--- START SUPPLIED DATA ---

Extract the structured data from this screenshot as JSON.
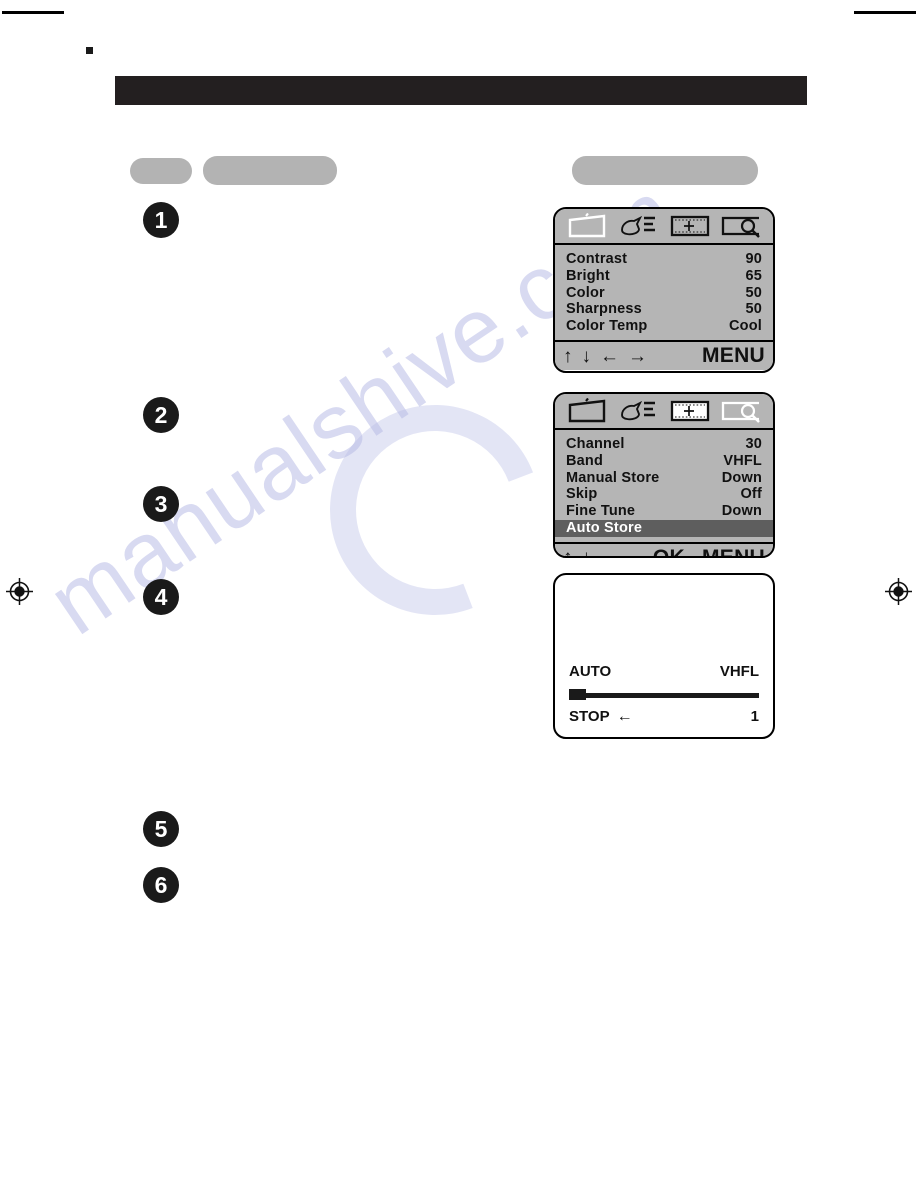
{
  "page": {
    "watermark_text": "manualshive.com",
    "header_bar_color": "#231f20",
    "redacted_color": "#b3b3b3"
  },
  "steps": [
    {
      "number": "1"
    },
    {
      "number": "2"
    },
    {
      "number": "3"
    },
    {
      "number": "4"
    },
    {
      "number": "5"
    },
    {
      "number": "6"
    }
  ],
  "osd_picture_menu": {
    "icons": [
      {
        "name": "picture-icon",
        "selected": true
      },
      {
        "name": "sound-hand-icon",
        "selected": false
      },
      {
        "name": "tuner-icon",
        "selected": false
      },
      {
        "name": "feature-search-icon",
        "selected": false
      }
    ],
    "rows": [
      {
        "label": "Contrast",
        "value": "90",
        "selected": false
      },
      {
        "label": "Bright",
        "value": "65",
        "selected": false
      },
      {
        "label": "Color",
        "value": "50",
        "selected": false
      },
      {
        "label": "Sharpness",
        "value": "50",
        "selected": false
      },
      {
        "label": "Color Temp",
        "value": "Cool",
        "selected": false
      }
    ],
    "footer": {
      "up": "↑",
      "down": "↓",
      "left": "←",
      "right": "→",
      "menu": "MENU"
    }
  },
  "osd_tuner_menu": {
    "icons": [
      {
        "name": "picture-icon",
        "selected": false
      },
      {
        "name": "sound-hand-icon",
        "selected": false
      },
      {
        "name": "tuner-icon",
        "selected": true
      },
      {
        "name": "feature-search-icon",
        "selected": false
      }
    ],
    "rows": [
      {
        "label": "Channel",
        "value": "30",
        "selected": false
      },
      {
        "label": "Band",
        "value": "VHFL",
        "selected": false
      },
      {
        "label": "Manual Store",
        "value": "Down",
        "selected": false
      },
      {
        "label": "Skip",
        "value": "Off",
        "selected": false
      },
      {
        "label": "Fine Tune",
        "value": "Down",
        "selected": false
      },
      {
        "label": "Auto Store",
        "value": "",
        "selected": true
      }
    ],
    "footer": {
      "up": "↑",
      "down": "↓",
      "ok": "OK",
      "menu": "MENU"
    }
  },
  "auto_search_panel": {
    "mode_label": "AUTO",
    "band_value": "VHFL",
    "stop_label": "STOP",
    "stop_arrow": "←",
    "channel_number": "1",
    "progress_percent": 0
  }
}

--- END SUPPLIED DATA ---

Restate the records above in full, word for word. Keep pictures out.

* **RESULT OF THIS EXERCISE**:
Extract the structured data from this screenshot as JSON.
{
  "page": {
    "watermark_text": "manualshive.com",
    "header_bar_color": "#231f20",
    "redacted_color": "#b3b3b3"
  },
  "steps": [
    {
      "number": "1"
    },
    {
      "number": "2"
    },
    {
      "number": "3"
    },
    {
      "number": "4"
    },
    {
      "number": "5"
    },
    {
      "number": "6"
    }
  ],
  "osd_picture_menu": {
    "icons": [
      {
        "name": "picture-icon",
        "selected": true
      },
      {
        "name": "sound-hand-icon",
        "selected": false
      },
      {
        "name": "tuner-icon",
        "selected": false
      },
      {
        "name": "feature-search-icon",
        "selected": false
      }
    ],
    "rows": [
      {
        "label": "Contrast",
        "value": "90",
        "selected": false
      },
      {
        "label": "Bright",
        "value": "65",
        "selected": false
      },
      {
        "label": "Color",
        "value": "50",
        "selected": false
      },
      {
        "label": "Sharpness",
        "value": "50",
        "selected": false
      },
      {
        "label": "Color Temp",
        "value": "Cool",
        "selected": false
      }
    ],
    "footer": {
      "up": "↑",
      "down": "↓",
      "left": "←",
      "right": "→",
      "menu": "MENU"
    }
  },
  "osd_tuner_menu": {
    "icons": [
      {
        "name": "picture-icon",
        "selected": false
      },
      {
        "name": "sound-hand-icon",
        "selected": false
      },
      {
        "name": "tuner-icon",
        "selected": true
      },
      {
        "name": "feature-search-icon",
        "selected": false
      }
    ],
    "rows": [
      {
        "label": "Channel",
        "value": "30",
        "selected": false
      },
      {
        "label": "Band",
        "value": "VHFL",
        "selected": false
      },
      {
        "label": "Manual Store",
        "value": "Down",
        "selected": false
      },
      {
        "label": "Skip",
        "value": "Off",
        "selected": false
      },
      {
        "label": "Fine Tune",
        "value": "Down",
        "selected": false
      },
      {
        "label": "Auto Store",
        "value": "",
        "selected": true
      }
    ],
    "footer": {
      "up": "↑",
      "down": "↓",
      "ok": "OK",
      "menu": "MENU"
    }
  },
  "auto_search_panel": {
    "mode_label": "AUTO",
    "band_value": "VHFL",
    "stop_label": "STOP",
    "stop_arrow": "←",
    "channel_number": "1",
    "progress_percent": 0
  }
}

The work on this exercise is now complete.